» Exercise details
Look through the entries below and report how many lines hold the string "ดเผยข". Only the number is wanted.

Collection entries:
┄┄┄┄┄┄

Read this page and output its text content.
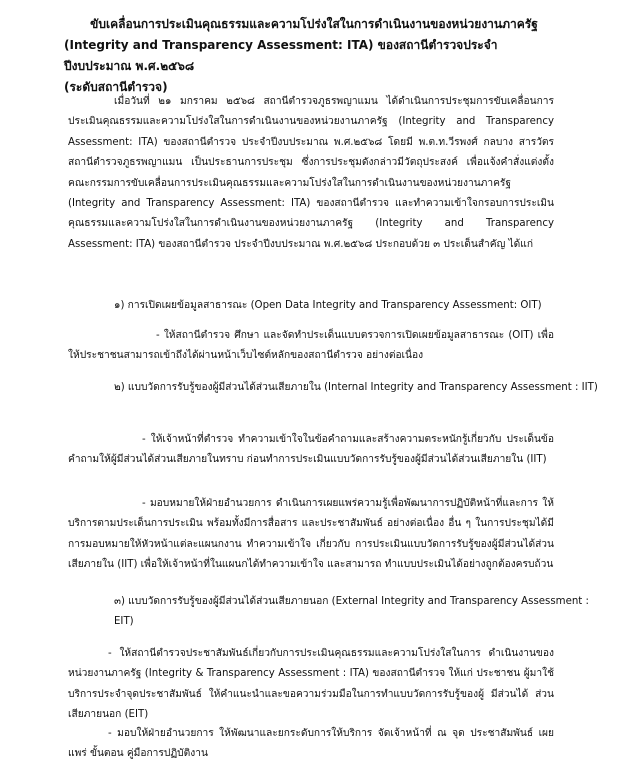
ขับเคลื่อนการประเมินคุณธรรมและความโปร่งใสในการดำเนินงานของหน่วยงานภาครัฐ
(Integrity and Transparency Assessment: ITA) ของสถานีตำรวจประจำปีงบประมาณ พ.ศ.๒๕๖๘
(ระดับสถานีตำรวจ)

เมื่อวันที่ ๒๑ มกราคม ๒๕๖๘ สถานีตำรวจภูธรพญาแมน ได้ดำเนินการประชุมการขับเคลื่อนการประเมินคุณธรรมและความโปร่งใสในการดำเนินงานของหน่วยงานภาครัฐ (Integrity and Transparency Assessment: ITA) ของสถานีตำรวจ ประจำปีงบประมาณ พ.ศ.๒๕๖๘ โดยมี พ.ต.ท.วีรพงศ์ กลบาง สารวัตรสถานีตำรวจภูธรพญาแมน เป็นประธานการประชุม ซึ่งการประชุมดังกล่าวมีวัตถุประสงค์ เพื่อแจ้งคำสั่งแต่งตั้งคณะกรรมการขับเคลื่อนการประเมินคุณธรรมและความโปร่งใสในการดำเนินงานของหน่วยงานภาครัฐ (Integrity and Transparency Assessment: ITA) ของสถานีตำรวจ และทำความเข้าใจกรอบการประเมินคุณธรรมและความโปร่งใสในการดำเนินงานของหน่วยงานภาครัฐ (Integrity and Transparency Assessment: ITA) ของสถานีตำรวจ ประจำปีงบประมาณ พ.ศ.๒๕๖๘ ประกอบด้วย ๓ ประเด็นสำคัญ ได้แก่

๑) การเปิดเผยข้อมูลสาธารณะ (Open Data Integrity and Transparency Assessment: OIT)

- ให้สถานีตำรวจ ศึกษา และจัดทำประเด็นแบบตรวจการเปิดเผยข้อมูลสาธารณะ (OIT) เพื่อให้ประชาชนสามารถเข้าถึงได้ผ่านหน้าเว็บไซต์หลักของสถานีตำรวจ อย่างต่อเนื่อง

๒) แบบวัดการรับรู้ของผู้มีส่วนได้ส่วนเสียภายใน (Internal Integrity and Transparency Assessment : IIT)

- ให้เจ้าหน้าที่ตำรวจ ทำความเข้าใจในข้อคำถามและสร้างความตระหนักรู้เกี่ยวกับ ประเด็นข้อคำถามให้ผู้มีส่วนได้ส่วนเสียภายในทราบ ก่อนทำการประเมินแบบวัดการรับรู้ของผู้มีส่วนได้ส่วนเสียภายใน (IIT)

- มอบหมายให้ฝ่ายอำนวยการ ดำเนินการเผยแพร่ความรู้เพื่อพัฒนาการปฏิบัติหน้าที่และการ ให้บริการตามประเด็นการประเมิน พร้อมทั้งมีการสื่อสาร และประชาสัมพันธ์ อย่างต่อเนื่อง อื่น ๆ ในการประชุมได้มีการมอบหมายให้หัวหน้าแต่ละแผนกงาน ทำความเข้าใจ เกี่ยวกับ การประเมินแบบวัดการรับรู้ของผู้มีส่วนได้ส่วนเสียภายใน (IIT) เพื่อให้เจ้าหน้าที่ในแผนกได้ทำความเข้าใจ และสามารถ ทำแบบประเมินได้อย่างถูกต้องครบถ้วน

๓) แบบวัดการรับรู้ของผู้มีส่วนได้ส่วนเสียภายนอก (External Integrity and Transparency Assessment : EIT)

- ให้สถานีตำรวจประชาสัมพันธ์เกี่ยวกับการประเมินคุณธรรมและความโปร่งใสในการ ดำเนินงานของหน่วยงานภาครัฐ (Integrity & Transparency Assessment : ITA) ของสถานีตำรวจ ให้แก่ ประชาชน ผู้มาใช้บริการประจำจุดประชาสัมพันธ์ ให้คำแนะนำและขอความร่วมมือในการทำแบบวัดการรับรู้ของผู้ มีส่วนได้ ส่วน เสียภายนอก (EIT)

- มอบให้ฝ่ายอำนวยการ ให้พัฒนาและยกระดับการให้บริการ จัดเจ้าหน้าที่ ณ จุด ประชาสัมพันธ์ เผยแพร่ ขั้นตอน คู่มือการปฏิบัติงาน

┄┄┄┄┄┄

» Task answer
2